### Aim
Keep the pictures out of the copy and print all the entries below exactly.

Raw records:
═══
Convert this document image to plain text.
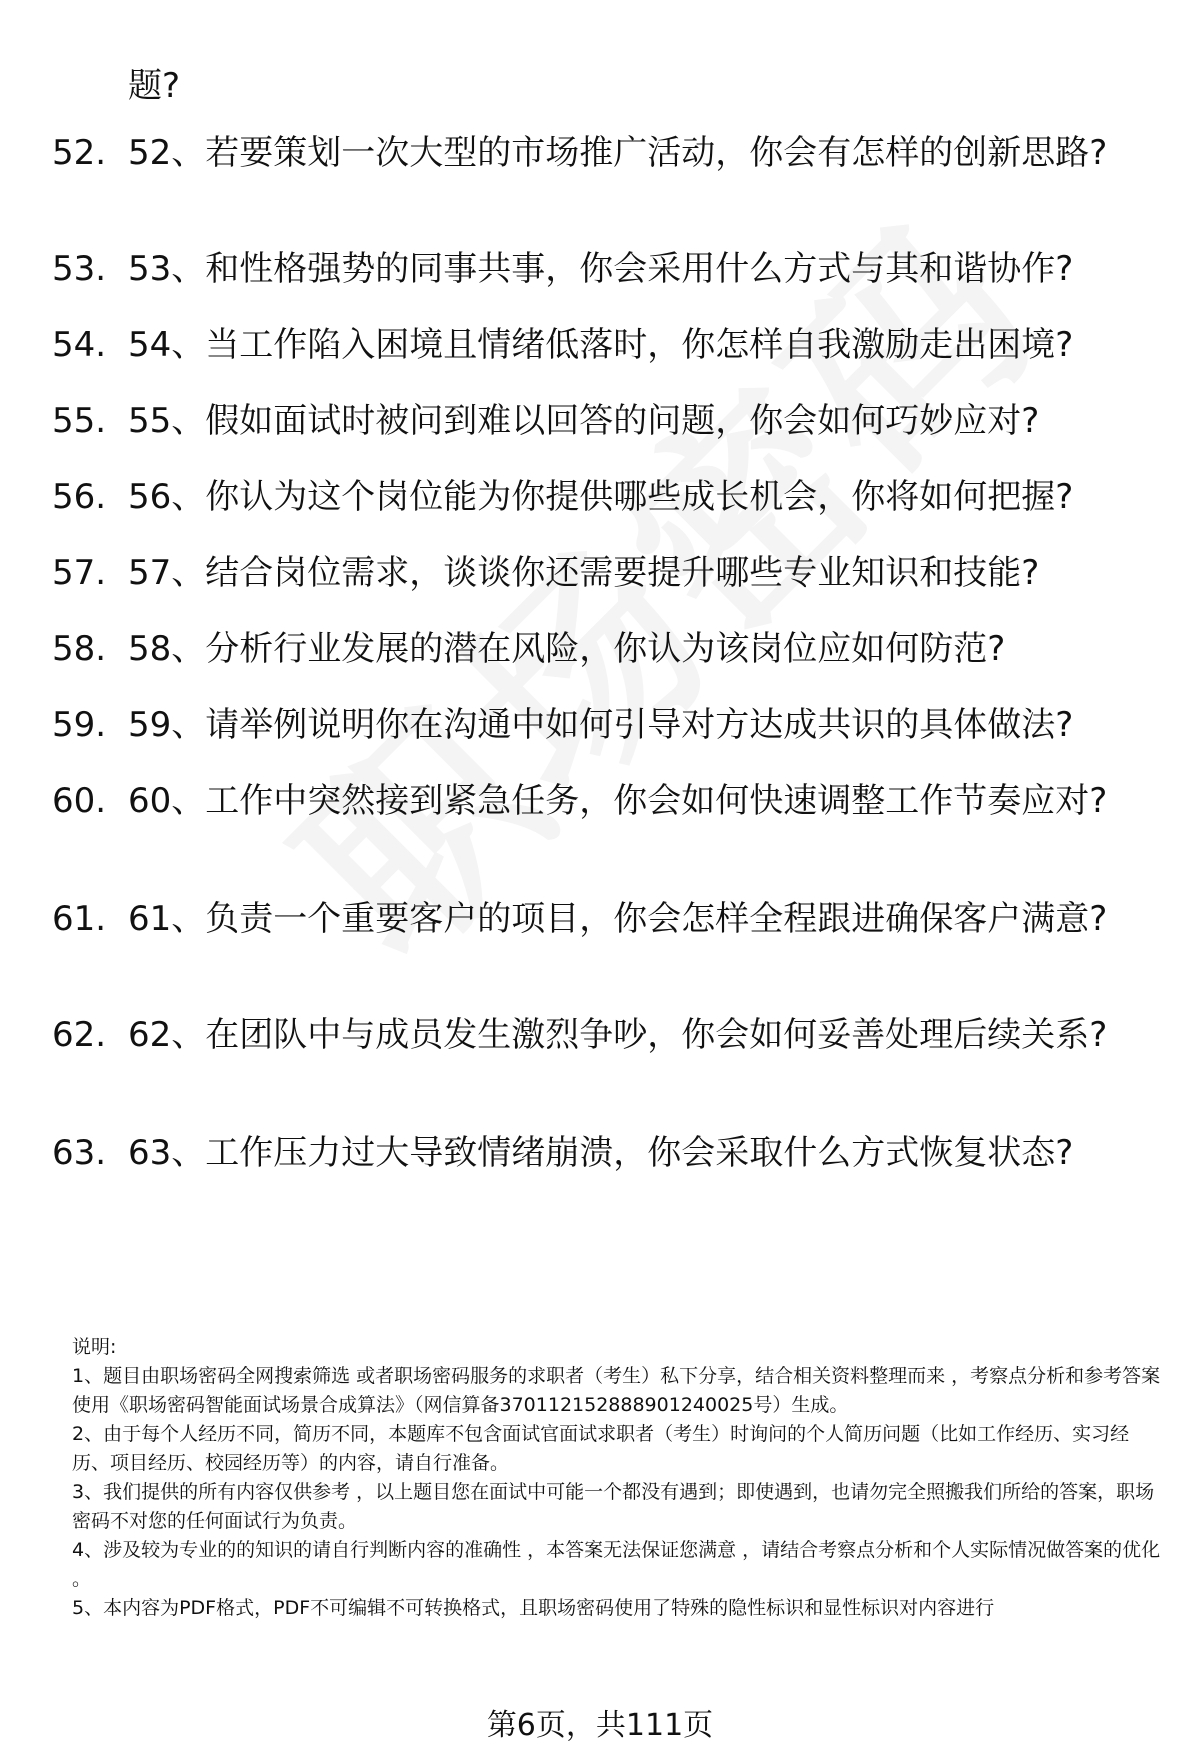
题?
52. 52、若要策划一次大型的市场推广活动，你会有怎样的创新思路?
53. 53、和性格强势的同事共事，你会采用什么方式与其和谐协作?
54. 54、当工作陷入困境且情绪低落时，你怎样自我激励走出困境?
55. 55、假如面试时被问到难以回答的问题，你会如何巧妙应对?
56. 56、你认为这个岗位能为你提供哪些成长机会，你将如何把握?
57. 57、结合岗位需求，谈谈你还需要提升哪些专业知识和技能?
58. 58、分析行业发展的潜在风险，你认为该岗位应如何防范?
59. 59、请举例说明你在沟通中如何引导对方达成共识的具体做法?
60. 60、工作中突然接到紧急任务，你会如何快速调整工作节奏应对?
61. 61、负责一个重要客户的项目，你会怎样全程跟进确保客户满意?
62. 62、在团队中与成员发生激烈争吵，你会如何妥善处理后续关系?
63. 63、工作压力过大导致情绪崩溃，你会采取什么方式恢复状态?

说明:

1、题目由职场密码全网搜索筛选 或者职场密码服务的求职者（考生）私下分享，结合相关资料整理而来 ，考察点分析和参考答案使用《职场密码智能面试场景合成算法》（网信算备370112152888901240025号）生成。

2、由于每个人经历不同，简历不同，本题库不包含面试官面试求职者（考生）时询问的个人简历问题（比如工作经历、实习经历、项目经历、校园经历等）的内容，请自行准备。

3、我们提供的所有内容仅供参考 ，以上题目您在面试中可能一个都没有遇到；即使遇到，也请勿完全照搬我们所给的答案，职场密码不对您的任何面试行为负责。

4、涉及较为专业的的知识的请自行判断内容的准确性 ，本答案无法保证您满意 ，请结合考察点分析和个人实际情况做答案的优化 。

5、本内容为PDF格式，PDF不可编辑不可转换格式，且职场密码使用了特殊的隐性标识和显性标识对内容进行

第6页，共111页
═══
### Solution for this task
Convert this document image to plain text.
题?
52. 52、若要策划一次大型的市场推广活动，你会有怎样的创新思路?
53. 53、和性格强势的同事共事，你会采用什么方式与其和谐协作?
54. 54、当工作陷入困境且情绪低落时，你怎样自我激励走出困境?
55. 55、假如面试时被问到难以回答的问题，你会如何巧妙应对?
56. 56、你认为这个岗位能为你提供哪些成长机会，你将如何把握?
57. 57、结合岗位需求，谈谈你还需要提升哪些专业知识和技能?
58. 58、分析行业发展的潜在风险，你认为该岗位应如何防范?
59. 59、请举例说明你在沟通中如何引导对方达成共识的具体做法?
60. 60、工作中突然接到紧急任务，你会如何快速调整工作节奏应对?
61. 61、负责一个重要客户的项目，你会怎样全程跟进确保客户满意?
62. 62、在团队中与成员发生激烈争吵，你会如何妥善处理后续关系?
63. 63、工作压力过大导致情绪崩溃，你会采取什么方式恢复状态?

说明:

1、题目由职场密码全网搜索筛选 或者职场密码服务的求职者（考生）私下分享，结合相关资料整理而来 ，考察点分析和参考答案使用《职场密码智能面试场景合成算法》（网信算备370112152888901240025号）生成。

2、由于每个人经历不同，简历不同，本题库不包含面试官面试求职者（考生）时询问的个人简历问题（比如工作经历、实习经历、项目经历、校园经历等）的内容，请自行准备。

3、我们提供的所有内容仅供参考 ，以上题目您在面试中可能一个都没有遇到；即使遇到，也请勿完全照搬我们所给的答案，职场密码不对您的任何面试行为负责。

4、涉及较为专业的的知识的请自行判断内容的准确性 ，本答案无法保证您满意 ，请结合考察点分析和个人实际情况做答案的优化 。

5、本内容为PDF格式，PDF不可编辑不可转换格式，且职场密码使用了特殊的隐性标识和显性标识对内容进行

第6页，共111页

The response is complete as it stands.